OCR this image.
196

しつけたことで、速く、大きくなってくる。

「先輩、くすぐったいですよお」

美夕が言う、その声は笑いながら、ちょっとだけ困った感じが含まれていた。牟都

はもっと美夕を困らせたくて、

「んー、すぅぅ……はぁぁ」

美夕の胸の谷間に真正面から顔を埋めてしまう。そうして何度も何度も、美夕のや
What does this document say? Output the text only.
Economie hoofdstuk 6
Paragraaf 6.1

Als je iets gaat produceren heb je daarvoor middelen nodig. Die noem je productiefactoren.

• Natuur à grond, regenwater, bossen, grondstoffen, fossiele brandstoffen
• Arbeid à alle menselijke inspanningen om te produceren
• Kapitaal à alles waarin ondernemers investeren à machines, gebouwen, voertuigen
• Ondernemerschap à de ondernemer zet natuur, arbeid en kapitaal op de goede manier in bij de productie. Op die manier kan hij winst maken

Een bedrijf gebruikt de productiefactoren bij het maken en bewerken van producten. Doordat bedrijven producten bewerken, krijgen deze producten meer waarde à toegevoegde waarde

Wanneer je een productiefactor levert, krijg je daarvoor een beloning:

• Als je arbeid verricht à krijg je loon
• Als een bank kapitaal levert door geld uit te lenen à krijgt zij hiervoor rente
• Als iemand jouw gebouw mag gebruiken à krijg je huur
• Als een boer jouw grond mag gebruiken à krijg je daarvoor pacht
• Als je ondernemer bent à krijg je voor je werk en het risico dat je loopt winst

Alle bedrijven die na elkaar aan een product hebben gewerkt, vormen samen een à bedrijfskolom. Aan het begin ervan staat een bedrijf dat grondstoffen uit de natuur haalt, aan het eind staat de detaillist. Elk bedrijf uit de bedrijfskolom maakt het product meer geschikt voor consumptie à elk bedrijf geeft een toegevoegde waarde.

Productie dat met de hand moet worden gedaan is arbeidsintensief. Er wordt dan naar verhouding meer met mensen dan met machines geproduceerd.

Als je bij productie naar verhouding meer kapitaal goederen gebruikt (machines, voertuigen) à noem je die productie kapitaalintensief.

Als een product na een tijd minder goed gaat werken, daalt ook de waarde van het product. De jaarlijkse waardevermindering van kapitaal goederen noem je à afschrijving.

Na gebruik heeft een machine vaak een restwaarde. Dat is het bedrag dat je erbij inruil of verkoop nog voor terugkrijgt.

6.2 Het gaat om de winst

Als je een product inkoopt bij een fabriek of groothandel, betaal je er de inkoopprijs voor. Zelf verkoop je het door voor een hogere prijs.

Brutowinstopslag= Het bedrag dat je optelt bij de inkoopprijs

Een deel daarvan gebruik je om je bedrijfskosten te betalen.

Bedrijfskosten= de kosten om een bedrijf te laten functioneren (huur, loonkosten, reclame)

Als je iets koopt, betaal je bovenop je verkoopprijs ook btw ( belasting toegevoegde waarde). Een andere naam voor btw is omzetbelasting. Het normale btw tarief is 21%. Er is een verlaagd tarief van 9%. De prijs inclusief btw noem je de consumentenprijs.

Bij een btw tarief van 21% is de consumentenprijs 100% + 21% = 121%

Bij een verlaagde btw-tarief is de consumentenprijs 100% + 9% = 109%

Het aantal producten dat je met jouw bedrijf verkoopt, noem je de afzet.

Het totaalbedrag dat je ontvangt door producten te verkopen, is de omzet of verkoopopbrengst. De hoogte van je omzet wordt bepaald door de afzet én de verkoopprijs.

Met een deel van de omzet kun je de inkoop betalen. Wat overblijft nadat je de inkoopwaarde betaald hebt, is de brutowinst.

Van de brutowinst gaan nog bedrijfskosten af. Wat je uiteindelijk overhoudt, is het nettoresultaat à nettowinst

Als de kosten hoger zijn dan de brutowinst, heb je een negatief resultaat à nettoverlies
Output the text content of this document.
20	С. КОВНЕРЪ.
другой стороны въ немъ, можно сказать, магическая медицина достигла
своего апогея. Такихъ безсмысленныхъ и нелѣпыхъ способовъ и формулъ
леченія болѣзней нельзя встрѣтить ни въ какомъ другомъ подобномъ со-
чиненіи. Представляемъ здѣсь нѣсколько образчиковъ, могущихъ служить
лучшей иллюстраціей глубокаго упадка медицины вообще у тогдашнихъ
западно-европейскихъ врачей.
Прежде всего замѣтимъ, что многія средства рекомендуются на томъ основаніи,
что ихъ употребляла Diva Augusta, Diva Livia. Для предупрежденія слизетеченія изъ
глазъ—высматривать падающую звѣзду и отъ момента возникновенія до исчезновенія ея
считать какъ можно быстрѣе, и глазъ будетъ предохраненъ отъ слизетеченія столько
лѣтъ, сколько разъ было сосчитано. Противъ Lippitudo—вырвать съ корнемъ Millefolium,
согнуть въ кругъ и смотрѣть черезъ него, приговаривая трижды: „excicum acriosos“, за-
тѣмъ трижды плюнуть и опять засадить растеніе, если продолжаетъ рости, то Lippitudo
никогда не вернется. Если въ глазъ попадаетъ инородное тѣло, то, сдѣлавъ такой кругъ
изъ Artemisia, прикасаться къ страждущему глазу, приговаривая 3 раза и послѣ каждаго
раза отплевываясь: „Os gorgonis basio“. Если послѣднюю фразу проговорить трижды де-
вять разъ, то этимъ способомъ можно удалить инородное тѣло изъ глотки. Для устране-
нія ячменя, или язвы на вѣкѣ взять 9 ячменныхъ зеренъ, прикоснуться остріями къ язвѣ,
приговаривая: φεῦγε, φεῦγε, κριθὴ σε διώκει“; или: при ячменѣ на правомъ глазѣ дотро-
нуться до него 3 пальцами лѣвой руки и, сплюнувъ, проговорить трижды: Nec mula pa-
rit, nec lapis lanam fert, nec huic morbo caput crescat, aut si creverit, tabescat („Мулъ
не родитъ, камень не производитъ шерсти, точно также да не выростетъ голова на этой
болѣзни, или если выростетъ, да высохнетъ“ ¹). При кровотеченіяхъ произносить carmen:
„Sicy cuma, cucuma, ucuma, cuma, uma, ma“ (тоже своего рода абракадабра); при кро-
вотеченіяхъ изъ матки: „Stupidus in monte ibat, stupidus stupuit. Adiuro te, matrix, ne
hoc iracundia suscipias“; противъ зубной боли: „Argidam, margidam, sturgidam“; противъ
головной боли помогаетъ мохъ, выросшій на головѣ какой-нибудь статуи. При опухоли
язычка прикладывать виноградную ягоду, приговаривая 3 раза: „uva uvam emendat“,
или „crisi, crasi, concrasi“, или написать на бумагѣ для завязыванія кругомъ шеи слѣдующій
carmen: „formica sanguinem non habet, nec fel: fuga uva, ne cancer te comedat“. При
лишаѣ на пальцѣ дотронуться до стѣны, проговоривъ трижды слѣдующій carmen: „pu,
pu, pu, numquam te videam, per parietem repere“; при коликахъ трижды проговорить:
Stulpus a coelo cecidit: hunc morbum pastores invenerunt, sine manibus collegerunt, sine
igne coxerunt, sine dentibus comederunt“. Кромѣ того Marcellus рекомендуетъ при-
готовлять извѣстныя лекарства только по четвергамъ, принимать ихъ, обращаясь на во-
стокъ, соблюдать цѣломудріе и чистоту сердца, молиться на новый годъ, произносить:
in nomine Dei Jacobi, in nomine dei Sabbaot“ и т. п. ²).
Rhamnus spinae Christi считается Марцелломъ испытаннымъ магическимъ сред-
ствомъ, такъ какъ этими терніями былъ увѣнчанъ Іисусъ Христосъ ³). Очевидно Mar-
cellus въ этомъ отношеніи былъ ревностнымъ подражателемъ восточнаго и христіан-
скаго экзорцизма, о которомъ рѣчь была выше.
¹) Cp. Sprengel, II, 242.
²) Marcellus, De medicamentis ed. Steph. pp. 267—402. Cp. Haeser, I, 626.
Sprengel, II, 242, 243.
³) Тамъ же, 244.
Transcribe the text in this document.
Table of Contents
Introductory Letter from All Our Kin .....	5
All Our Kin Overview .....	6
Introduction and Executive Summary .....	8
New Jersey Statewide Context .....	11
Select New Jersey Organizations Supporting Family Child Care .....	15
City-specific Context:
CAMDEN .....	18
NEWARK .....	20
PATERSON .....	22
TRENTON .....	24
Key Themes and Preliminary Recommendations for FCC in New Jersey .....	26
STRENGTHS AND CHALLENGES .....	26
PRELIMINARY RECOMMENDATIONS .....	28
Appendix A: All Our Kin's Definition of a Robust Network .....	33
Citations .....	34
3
• • • • • • •
- [WHAT YOU SHOULD DO]:
Copy all lines from the listing that contain "gebruiken".

- [OUTPUT OF THE TASK]:
• Als iemand jouw gebouw mag gebruiken à krijg je huur
• Als een boer jouw grond mag gebruiken à krijg je daarvoor pacht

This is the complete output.